Problem requirements »
Quote the whole listing word for word, please.
::: Information supplied :::
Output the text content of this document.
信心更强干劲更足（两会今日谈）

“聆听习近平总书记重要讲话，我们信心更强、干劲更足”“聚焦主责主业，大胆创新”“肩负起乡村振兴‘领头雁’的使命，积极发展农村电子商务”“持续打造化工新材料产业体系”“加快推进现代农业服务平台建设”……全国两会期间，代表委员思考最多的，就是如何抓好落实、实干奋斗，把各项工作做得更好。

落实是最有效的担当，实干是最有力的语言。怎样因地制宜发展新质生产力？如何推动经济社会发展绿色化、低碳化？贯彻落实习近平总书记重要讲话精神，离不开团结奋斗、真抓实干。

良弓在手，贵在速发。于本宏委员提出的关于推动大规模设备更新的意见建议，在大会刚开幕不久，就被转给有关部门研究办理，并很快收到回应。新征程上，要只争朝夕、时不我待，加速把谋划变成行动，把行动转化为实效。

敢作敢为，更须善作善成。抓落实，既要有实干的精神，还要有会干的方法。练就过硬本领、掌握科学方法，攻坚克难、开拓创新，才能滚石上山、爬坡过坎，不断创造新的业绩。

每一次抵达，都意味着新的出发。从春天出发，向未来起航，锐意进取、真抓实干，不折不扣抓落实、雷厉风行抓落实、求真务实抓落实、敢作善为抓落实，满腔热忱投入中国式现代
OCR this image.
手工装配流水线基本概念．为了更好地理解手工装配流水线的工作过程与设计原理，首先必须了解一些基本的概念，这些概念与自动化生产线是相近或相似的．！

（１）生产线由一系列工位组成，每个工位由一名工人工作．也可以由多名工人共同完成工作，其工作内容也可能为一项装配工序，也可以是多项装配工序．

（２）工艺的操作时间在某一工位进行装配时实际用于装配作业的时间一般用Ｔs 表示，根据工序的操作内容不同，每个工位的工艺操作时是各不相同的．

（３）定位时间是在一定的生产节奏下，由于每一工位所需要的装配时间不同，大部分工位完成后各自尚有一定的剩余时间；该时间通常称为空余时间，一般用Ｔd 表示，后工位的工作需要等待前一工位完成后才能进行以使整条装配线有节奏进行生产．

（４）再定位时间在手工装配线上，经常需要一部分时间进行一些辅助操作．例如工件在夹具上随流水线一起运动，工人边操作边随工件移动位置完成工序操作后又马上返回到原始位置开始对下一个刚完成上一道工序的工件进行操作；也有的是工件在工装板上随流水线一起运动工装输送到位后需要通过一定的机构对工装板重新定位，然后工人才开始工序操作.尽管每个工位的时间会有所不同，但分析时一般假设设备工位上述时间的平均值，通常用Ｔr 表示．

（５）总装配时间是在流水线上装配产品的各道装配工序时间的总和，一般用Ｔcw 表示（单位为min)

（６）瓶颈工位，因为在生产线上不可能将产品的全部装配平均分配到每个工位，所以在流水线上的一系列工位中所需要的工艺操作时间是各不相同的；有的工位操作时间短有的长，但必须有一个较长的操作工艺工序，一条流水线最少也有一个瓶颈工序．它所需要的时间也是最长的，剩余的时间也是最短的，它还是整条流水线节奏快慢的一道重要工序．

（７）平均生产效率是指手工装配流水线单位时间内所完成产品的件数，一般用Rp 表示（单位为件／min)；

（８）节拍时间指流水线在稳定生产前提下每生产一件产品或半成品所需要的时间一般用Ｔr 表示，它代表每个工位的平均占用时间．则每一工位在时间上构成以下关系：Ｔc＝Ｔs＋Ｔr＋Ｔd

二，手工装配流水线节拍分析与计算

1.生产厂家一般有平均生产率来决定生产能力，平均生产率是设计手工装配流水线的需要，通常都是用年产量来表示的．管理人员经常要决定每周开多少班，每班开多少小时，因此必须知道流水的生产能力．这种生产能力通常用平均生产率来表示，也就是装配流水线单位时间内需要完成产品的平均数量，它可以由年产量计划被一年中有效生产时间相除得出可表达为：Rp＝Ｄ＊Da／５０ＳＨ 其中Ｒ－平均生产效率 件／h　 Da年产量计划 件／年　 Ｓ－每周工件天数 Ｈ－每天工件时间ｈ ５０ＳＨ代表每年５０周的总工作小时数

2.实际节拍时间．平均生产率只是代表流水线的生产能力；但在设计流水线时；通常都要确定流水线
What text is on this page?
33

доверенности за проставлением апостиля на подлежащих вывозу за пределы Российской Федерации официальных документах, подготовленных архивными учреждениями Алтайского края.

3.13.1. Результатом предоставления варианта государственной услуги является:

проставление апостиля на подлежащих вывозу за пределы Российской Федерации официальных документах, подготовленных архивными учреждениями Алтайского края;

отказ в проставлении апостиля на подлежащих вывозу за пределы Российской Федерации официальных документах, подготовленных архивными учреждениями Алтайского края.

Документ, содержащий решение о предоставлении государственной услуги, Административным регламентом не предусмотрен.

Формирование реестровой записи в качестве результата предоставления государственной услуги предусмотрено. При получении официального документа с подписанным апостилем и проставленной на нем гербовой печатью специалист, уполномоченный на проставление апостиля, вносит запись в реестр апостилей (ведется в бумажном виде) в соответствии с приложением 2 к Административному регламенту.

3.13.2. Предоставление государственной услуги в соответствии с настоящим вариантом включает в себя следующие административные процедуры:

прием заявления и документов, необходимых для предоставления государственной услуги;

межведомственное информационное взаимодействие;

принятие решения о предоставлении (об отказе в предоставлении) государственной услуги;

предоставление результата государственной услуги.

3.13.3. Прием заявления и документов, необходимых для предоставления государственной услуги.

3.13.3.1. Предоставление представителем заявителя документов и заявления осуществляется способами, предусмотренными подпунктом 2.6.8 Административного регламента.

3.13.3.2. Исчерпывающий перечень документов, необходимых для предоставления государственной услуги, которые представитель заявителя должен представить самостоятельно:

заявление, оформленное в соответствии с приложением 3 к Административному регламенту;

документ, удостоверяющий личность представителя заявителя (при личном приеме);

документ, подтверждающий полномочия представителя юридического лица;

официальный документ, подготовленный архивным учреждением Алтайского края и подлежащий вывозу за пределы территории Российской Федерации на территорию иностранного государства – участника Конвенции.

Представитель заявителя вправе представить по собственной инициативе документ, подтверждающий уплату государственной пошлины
:::
Exercise response »
Output the text content of this document.
信心更强干劲更足（两会今日谈）

“聆听习近平总书记重要讲话，我们信心更强、干劲更足”“聚焦主责主业，大胆创新”“肩负起乡村振兴‘领头雁’的使命，积极发展农村电子商务”“持续打造化工新材料产业体系”“加快推进现代农业服务平台建设”……全国两会期间，代表委员思考最多的，就是如何抓好落实、实干奋斗，把各项工作做得更好。

落实是最有效的担当，实干是最有力的语言。怎样因地制宜发展新质生产力？如何推动经济社会发展绿色化、低碳化？贯彻落实习近平总书记重要讲话精神，离不开团结奋斗、真抓实干。

良弓在手，贵在速发。于本宏委员提出的关于推动大规模设备更新的意见建议，在大会刚开幕不久，就被转给有关部门研究办理，并很快收到回应。新征程上，要只争朝夕、时不我待，加速把谋划变成行动，把行动转化为实效。

敢作敢为，更须善作善成。抓落实，既要有实干的精神，还要有会干的方法。练就过硬本领、掌握科学方法，攻坚克难、开拓创新，才能滚石上山、爬坡过坎，不断创造新的业绩。

每一次抵达，都意味着新的出发。从春天出发，向未来起航，锐意进取、真抓实干，不折不扣抓落实、雷厉风行抓落实、求真务实抓落实、敢作善为抓落实，满腔热忱投入中国式现代
OCR this image.
手工装配流水线基本概念．为了更好地理解手工装配流水线的工作过程与设计原理，首先必须了解一些基本的概念，这些概念与自动化生产线是相近或相似的．！

（１）生产线由一系列工位组成，每个工位由一名工人工作．也可以由多名工人共同完成工作，其工作内容也可能为一项装配工序，也可以是多项装配工序．

（２）工艺的操作时间在某一工位进行装配时实际用于装配作业的时间一般用Ｔs 表示，根据工序的操作内容不同，每个工位的工艺操作时是各不相同的．

（３）定位时间是在一定的生产节奏下，由于每一工位所需要的装配时间不同，大部分工位完成后各自尚有一定的剩余时间；该时间通常称为空余时间，一般用Ｔd 表示，后工位的工作需要等待前一工位完成后才能进行以使整条装配线有节奏进行生产．

（４）再定位时间在手工装配线上，经常需要一部分时间进行一些辅助操作．例如工件在夹具上随流水线一起运动，工人边操作边随工件移动位置完成工序操作后又马上返回到原始位置开始对下一个刚完成上一道工序的工件进行操作；也有的是工件在工装板上随流水线一起运动工装输送到位后需要通过一定的机构对工装板重新定位，然后工人才开始工序操作.尽管每个工位的时间会有所不同，但分析时一般假设设备工位上述时间的平均值，通常用Ｔr 表示．

（５）总装配时间是在流水线上装配产品的各道装配工序时间的总和，一般用Ｔcw 表示（单位为min)

（６）瓶颈工位，因为在生产线上不可能将产品的全部装配平均分配到每个工位，所以在流水线上的一系列工位中所需要的工艺操作时间是各不相同的；有的工位操作时间短有的长，但必须有一个较长的操作工艺工序，一条流水线最少也有一个瓶颈工序．它所需要的时间也是最长的，剩余的时间也是最短的，它还是整条流水线节奏快慢的一道重要工序．

（７）平均生产效率是指手工装配流水线单位时间内所完成产品的件数，一般用Rp 表示（单位为件／min)；

（８）节拍时间指流水线在稳定生产前提下每生产一件产品或半成品所需要的时间一般用Ｔr 表示，它代表每个工位的平均占用时间．则每一工位在时间上构成以下关系：Ｔc＝Ｔs＋Ｔr＋Ｔd

二，手工装配流水线节拍分析与计算

1.生产厂家一般有平均生产率来决定生产能力，平均生产率是设计手工装配流水线的需要，通常都是用年产量来表示的．管理人员经常要决定每周开多少班，每班开多少小时，因此必须知道流水的生产能力．这种生产能力通常用平均生产率来表示，也就是装配流水线单位时间内需要完成产品的平均数量，它可以由年产量计划被一年中有效生产时间相除得出可表达为：Rp＝Ｄ＊Da／５０ＳＨ 其中Ｒ－平均生产效率 件／h　 Da年产量计划 件／年　 Ｓ－每周工件天数 Ｈ－每天工件时间ｈ ５０ＳＨ代表每年５０周的总工作小时数

2.实际节拍时间．平均生产率只是代表流水线的生产能力；但在设计流水线时；通常都要确定流水线
What text is on this page?
33

доверенности за проставлением апостиля на подлежащих вывозу за пределы Российской Федерации официальных документах, подготовленных архивными учреждениями Алтайского края.

3.13.1. Результатом предоставления варианта государственной услуги является:

проставление апостиля на подлежащих вывозу за пределы Российской Федерации официальных документах, подготовленных архивными учреждениями Алтайского края;

отказ в проставлении апостиля на подлежащих вывозу за пределы Российской Федерации официальных документах, подготовленных архивными учреждениями Алтайского края.

Документ, содержащий решение о предоставлении государственной услуги, Административным регламентом не предусмотрен.

Формирование реестровой записи в качестве результата предоставления государственной услуги предусмотрено. При получении официального документа с подписанным апостилем и проставленной на нем гербовой печатью специалист, уполномоченный на проставление апостиля, вносит запись в реестр апостилей (ведется в бумажном виде) в соответствии с приложением 2 к Административному регламенту.

3.13.2. Предоставление государственной услуги в соответствии с настоящим вариантом включает в себя следующие административные процедуры:

прием заявления и документов, необходимых для предоставления государственной услуги;

межведомственное информационное взаимодействие;

принятие решения о предоставлении (об отказе в предоставлении) государственной услуги;

предоставление результата государственной услуги.

3.13.3. Прием заявления и документов, необходимых для предоставления государственной услуги.

3.13.3.1. Предоставление представителем заявителя документов и заявления осуществляется способами, предусмотренными подпунктом 2.6.8 Административного регламента.

3.13.3.2. Исчерпывающий перечень документов, необходимых для предоставления государственной услуги, которые представитель заявителя должен представить самостоятельно:

заявление, оформленное в соответствии с приложением 3 к Административному регламенту;

документ, удостоверяющий личность представителя заявителя (при личном приеме);

документ, подтверждающий полномочия представителя юридического лица;

официальный документ, подготовленный архивным учреждением Алтайского края и подлежащий вывозу за пределы территории Российской Федерации на территорию иностранного государства – участника Конвенции.

Представитель заявителя вправе представить по собственной инициативе документ, подтверждающий уплату государственной пошлины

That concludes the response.